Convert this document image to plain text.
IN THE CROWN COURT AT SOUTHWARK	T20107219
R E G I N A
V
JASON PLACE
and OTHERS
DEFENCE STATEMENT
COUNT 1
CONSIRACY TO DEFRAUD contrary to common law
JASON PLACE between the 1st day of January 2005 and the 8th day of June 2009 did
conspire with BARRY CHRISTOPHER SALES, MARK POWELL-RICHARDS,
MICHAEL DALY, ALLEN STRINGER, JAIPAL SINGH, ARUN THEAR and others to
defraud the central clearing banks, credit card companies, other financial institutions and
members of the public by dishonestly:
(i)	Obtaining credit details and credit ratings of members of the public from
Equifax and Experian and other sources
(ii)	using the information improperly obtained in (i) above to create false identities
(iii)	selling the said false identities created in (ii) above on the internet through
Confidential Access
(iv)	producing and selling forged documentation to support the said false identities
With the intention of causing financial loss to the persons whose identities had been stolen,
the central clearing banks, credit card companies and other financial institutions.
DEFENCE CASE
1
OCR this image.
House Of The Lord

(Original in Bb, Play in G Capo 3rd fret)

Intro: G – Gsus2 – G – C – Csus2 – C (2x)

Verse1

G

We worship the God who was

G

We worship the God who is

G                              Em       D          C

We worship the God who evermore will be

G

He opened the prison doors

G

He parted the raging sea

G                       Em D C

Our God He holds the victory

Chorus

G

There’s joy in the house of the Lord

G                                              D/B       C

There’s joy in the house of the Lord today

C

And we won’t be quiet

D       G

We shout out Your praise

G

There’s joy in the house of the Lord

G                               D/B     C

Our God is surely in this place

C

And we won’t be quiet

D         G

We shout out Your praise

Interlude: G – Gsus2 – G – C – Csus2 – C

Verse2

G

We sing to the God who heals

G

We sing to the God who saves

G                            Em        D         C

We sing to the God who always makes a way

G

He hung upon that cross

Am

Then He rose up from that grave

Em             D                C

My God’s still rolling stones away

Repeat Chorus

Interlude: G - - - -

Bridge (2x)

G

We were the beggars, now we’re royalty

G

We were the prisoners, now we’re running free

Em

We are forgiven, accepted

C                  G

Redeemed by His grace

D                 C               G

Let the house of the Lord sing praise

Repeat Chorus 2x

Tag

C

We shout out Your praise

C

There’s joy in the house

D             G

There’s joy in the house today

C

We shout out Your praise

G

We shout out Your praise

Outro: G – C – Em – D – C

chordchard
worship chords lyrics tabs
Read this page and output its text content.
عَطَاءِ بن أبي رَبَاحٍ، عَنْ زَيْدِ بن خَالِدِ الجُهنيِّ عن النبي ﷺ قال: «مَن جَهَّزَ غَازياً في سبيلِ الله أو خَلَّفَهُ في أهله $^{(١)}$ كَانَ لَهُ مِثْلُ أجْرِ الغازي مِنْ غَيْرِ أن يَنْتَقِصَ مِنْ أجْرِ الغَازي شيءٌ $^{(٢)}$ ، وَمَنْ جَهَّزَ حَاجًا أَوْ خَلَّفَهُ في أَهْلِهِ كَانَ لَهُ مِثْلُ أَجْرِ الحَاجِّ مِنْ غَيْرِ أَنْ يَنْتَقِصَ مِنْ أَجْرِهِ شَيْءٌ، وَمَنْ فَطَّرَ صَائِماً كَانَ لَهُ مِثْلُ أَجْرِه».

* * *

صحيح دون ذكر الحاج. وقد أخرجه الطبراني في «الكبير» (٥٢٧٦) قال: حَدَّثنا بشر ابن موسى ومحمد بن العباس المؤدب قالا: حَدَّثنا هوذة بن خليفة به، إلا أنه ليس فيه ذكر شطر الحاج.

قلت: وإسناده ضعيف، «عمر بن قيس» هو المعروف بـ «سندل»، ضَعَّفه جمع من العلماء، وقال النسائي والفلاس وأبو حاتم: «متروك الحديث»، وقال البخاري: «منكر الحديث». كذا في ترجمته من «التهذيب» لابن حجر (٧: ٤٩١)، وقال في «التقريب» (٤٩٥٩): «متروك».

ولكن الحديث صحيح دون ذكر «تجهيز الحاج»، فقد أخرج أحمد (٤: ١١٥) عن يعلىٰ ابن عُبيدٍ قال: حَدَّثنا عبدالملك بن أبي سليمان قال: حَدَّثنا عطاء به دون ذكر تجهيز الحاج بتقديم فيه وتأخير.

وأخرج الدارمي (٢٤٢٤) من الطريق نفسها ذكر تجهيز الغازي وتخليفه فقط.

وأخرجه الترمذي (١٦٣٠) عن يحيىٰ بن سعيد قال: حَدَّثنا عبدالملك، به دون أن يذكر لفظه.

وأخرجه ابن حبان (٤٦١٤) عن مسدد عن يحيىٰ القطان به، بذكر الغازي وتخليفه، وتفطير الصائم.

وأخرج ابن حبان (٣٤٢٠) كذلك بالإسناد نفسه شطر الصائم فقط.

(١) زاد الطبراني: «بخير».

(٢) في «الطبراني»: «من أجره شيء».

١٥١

Objective: Repeat the data exactly. Leave nothing out.

Solution to the problem:
Convert this document image to plain text.
IN THE CROWN COURT AT SOUTHWARK	T20107219
R E G I N A
V
JASON PLACE
and OTHERS
DEFENCE STATEMENT
COUNT 1
CONSIRACY TO DEFRAUD contrary to common law
JASON PLACE between the 1st day of January 2005 and the 8th day of June 2009 did
conspire with BARRY CHRISTOPHER SALES, MARK POWELL-RICHARDS,
MICHAEL DALY, ALLEN STRINGER, JAIPAL SINGH, ARUN THEAR and others to
defraud the central clearing banks, credit card companies, other financial institutions and
members of the public by dishonestly:
(i)	Obtaining credit details and credit ratings of members of the public from
Equifax and Experian and other sources
(ii)	using the information improperly obtained in (i) above to create false identities
(iii)	selling the said false identities created in (ii) above on the internet through
Confidential Access
(iv)	producing and selling forged documentation to support the said false identities
With the intention of causing financial loss to the persons whose identities had been stolen,
the central clearing banks, credit card companies and other financial institutions.
DEFENCE CASE
1
OCR this image.
House Of The Lord

(Original in Bb, Play in G Capo 3rd fret)

Intro: G – Gsus2 – G – C – Csus2 – C (2x)

Verse1

G

We worship the God who was

G

We worship the God who is

G                              Em       D          C

We worship the God who evermore will be

G

He opened the prison doors

G

He parted the raging sea

G                       Em D C

Our God He holds the victory

Chorus

G

There’s joy in the house of the Lord

G                                              D/B       C

There’s joy in the house of the Lord today

C

And we won’t be quiet

D       G

We shout out Your praise

G

There’s joy in the house of the Lord

G                               D/B     C

Our God is surely in this place

C

And we won’t be quiet

D         G

We shout out Your praise

Interlude: G – Gsus2 – G – C – Csus2 – C

Verse2

G

We sing to the God who heals

G

We sing to the God who saves

G                            Em        D         C

We sing to the God who always makes a way

G

He hung upon that cross

Am

Then He rose up from that grave

Em             D                C

My God’s still rolling stones away

Repeat Chorus

Interlude: G - - - -

Bridge (2x)

G

We were the beggars, now we’re royalty

G

We were the prisoners, now we’re running free

Em

We are forgiven, accepted

C                  G

Redeemed by His grace

D                 C               G

Let the house of the Lord sing praise

Repeat Chorus 2x

Tag

C

We shout out Your praise

C

There’s joy in the house

D             G

There’s joy in the house today

C

We shout out Your praise

G

We shout out Your praise

Outro: G – C – Em – D – C

chordchard
worship chords lyrics tabs
Read this page and output its text content.
عَطَاءِ بن أبي رَبَاحٍ، عَنْ زَيْدِ بن خَالِدِ الجُهنيِّ عن النبي ﷺ قال: «مَن جَهَّزَ غَازياً في سبيلِ الله أو خَلَّفَهُ في أهله $^{(١)}$ كَانَ لَهُ مِثْلُ أجْرِ الغازي مِنْ غَيْرِ أن يَنْتَقِصَ مِنْ أجْرِ الغَازي شيءٌ $^{(٢)}$ ، وَمَنْ جَهَّزَ حَاجًا أَوْ خَلَّفَهُ في أَهْلِهِ كَانَ لَهُ مِثْلُ أَجْرِ الحَاجِّ مِنْ غَيْرِ أَنْ يَنْتَقِصَ مِنْ أَجْرِهِ شَيْءٌ، وَمَنْ فَطَّرَ صَائِماً كَانَ لَهُ مِثْلُ أَجْرِه».

* * *

صحيح دون ذكر الحاج. وقد أخرجه الطبراني في «الكبير» (٥٢٧٦) قال: حَدَّثنا بشر ابن موسى ومحمد بن العباس المؤدب قالا: حَدَّثنا هوذة بن خليفة به، إلا أنه ليس فيه ذكر شطر الحاج.

قلت: وإسناده ضعيف، «عمر بن قيس» هو المعروف بـ «سندل»، ضَعَّفه جمع من العلماء، وقال النسائي والفلاس وأبو حاتم: «متروك الحديث»، وقال البخاري: «منكر الحديث». كذا في ترجمته من «التهذيب» لابن حجر (٧: ٤٩١)، وقال في «التقريب» (٤٩٥٩): «متروك».

ولكن الحديث صحيح دون ذكر «تجهيز الحاج»، فقد أخرج أحمد (٤: ١١٥) عن يعلىٰ ابن عُبيدٍ قال: حَدَّثنا عبدالملك بن أبي سليمان قال: حَدَّثنا عطاء به دون ذكر تجهيز الحاج بتقديم فيه وتأخير.

وأخرج الدارمي (٢٤٢٤) من الطريق نفسها ذكر تجهيز الغازي وتخليفه فقط.

وأخرجه الترمذي (١٦٣٠) عن يحيىٰ بن سعيد قال: حَدَّثنا عبدالملك، به دون أن يذكر لفظه.

وأخرجه ابن حبان (٤٦١٤) عن مسدد عن يحيىٰ القطان به، بذكر الغازي وتخليفه، وتفطير الصائم.

وأخرج ابن حبان (٣٤٢٠) كذلك بالإسناد نفسه شطر الصائم فقط.

(١) زاد الطبراني: «بخير».

(٢) في «الطبراني»: «من أجره شيء».

١٥١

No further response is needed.